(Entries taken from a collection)
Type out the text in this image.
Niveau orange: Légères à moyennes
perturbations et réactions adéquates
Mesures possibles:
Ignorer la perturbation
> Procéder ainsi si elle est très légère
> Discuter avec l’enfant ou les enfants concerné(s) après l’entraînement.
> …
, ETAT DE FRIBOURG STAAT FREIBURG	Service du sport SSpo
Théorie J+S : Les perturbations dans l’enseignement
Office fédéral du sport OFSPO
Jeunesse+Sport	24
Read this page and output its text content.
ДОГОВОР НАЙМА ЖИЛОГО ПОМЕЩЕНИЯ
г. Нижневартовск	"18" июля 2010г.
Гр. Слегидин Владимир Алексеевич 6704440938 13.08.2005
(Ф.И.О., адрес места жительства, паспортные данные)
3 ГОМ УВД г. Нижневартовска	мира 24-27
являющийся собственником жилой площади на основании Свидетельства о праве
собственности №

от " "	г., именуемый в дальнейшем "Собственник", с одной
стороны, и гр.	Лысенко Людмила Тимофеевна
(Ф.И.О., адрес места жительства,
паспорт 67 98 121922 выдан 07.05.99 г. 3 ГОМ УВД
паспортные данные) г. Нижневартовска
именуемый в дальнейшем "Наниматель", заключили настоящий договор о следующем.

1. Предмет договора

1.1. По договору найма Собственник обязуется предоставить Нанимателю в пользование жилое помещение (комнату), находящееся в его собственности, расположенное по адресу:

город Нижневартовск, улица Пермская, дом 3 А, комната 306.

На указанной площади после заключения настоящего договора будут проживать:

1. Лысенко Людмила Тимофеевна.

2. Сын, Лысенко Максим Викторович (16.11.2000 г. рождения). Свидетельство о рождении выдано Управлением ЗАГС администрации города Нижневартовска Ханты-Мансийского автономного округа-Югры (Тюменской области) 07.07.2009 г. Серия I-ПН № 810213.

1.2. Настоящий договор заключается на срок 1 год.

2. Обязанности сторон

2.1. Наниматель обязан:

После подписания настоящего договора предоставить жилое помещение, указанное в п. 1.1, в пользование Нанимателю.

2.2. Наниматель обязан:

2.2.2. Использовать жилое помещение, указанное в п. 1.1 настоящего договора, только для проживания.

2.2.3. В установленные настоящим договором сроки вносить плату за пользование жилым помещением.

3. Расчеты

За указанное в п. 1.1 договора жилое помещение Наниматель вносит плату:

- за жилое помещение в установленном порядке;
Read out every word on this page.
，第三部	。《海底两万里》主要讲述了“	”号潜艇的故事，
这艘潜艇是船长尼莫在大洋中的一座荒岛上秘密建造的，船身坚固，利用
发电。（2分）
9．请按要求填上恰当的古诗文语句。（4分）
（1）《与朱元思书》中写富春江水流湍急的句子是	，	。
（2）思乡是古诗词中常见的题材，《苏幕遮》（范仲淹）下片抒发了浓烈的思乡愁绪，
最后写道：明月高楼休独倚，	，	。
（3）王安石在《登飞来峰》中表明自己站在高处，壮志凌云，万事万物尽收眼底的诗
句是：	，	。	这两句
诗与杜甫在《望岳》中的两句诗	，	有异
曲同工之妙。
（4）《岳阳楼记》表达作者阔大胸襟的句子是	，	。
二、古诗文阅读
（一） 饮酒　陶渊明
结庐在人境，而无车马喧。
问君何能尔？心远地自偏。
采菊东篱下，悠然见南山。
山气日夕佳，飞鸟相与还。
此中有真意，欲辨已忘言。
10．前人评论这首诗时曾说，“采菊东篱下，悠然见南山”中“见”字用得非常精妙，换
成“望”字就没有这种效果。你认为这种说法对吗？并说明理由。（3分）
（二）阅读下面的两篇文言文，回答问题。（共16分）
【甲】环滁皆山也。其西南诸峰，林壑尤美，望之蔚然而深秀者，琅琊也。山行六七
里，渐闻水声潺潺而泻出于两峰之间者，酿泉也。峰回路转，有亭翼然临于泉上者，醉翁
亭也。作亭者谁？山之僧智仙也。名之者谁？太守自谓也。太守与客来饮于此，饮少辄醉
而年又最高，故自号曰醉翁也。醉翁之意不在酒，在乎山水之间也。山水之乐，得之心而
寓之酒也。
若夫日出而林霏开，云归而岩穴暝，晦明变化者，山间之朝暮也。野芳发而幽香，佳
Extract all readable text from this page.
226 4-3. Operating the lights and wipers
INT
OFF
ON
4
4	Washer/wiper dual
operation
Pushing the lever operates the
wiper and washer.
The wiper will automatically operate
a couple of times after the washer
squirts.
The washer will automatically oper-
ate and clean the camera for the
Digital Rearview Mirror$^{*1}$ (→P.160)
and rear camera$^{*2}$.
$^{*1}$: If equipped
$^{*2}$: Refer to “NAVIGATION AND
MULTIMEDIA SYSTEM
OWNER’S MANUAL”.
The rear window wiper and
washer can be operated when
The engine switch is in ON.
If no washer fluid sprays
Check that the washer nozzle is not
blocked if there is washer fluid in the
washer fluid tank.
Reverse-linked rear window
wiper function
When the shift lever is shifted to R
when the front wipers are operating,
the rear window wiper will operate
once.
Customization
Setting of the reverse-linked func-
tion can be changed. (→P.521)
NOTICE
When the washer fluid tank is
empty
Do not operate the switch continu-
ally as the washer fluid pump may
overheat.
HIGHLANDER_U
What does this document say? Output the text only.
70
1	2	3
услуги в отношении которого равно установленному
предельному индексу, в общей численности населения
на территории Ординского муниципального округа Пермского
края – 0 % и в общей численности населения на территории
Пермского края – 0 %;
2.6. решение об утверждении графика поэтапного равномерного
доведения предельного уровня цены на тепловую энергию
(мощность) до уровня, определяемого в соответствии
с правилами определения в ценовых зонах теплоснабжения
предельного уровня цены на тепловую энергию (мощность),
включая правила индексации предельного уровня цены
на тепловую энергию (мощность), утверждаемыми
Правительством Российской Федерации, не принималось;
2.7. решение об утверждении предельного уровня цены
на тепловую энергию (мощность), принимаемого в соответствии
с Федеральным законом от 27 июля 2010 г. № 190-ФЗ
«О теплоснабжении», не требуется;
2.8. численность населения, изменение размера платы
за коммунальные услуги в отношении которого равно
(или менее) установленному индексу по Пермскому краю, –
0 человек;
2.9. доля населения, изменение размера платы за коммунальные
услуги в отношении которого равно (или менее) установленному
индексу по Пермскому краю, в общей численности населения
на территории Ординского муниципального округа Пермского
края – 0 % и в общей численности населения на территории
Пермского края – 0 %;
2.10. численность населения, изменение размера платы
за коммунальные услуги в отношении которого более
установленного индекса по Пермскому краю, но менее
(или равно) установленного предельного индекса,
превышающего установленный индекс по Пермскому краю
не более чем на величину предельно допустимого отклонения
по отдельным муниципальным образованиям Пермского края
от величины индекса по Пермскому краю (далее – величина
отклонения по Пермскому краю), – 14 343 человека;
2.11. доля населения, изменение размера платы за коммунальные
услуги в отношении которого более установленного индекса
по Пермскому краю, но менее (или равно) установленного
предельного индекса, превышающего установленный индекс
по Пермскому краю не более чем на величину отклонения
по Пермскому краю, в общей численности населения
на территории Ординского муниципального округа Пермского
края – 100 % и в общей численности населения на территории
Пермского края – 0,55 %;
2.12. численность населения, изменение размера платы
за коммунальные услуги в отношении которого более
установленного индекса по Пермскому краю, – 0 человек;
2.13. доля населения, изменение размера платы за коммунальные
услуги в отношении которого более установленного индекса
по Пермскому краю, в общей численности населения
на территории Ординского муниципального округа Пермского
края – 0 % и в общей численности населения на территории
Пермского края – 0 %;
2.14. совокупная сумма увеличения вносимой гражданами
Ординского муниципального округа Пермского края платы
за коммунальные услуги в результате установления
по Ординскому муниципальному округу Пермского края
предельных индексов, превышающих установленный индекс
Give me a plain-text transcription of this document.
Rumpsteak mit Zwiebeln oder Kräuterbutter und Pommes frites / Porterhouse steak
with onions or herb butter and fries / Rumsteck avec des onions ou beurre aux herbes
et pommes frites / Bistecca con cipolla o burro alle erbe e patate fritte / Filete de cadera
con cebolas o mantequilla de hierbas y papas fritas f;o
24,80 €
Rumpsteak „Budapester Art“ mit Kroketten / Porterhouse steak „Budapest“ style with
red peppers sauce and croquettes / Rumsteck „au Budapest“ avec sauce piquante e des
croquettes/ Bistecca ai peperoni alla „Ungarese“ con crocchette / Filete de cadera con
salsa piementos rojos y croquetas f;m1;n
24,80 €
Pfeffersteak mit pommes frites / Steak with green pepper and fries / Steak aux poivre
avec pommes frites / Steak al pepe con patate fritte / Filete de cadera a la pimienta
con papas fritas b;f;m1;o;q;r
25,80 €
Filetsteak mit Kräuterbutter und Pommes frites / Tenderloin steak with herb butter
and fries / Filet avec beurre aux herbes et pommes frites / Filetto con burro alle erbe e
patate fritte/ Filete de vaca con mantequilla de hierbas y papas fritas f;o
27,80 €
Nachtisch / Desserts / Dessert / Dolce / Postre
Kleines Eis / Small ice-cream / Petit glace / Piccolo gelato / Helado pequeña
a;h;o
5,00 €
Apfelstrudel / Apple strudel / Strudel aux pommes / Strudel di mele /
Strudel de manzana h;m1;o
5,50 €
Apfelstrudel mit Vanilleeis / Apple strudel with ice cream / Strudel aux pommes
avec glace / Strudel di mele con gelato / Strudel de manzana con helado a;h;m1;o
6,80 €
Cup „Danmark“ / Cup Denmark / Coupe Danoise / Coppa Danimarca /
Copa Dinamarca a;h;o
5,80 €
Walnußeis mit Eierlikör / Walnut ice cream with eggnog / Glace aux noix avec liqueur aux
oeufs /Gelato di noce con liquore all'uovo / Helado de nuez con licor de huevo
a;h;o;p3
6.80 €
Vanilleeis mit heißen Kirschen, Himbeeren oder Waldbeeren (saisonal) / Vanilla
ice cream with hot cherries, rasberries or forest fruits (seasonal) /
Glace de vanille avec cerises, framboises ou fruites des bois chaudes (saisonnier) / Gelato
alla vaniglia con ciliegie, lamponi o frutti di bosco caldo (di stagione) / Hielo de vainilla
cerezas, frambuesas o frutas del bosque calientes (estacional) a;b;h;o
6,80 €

> **WORK INSTRUCTIONS**: Tally the lines holding the string "Strudel" and give only the count.

> **OUTPUT BELOW**: 4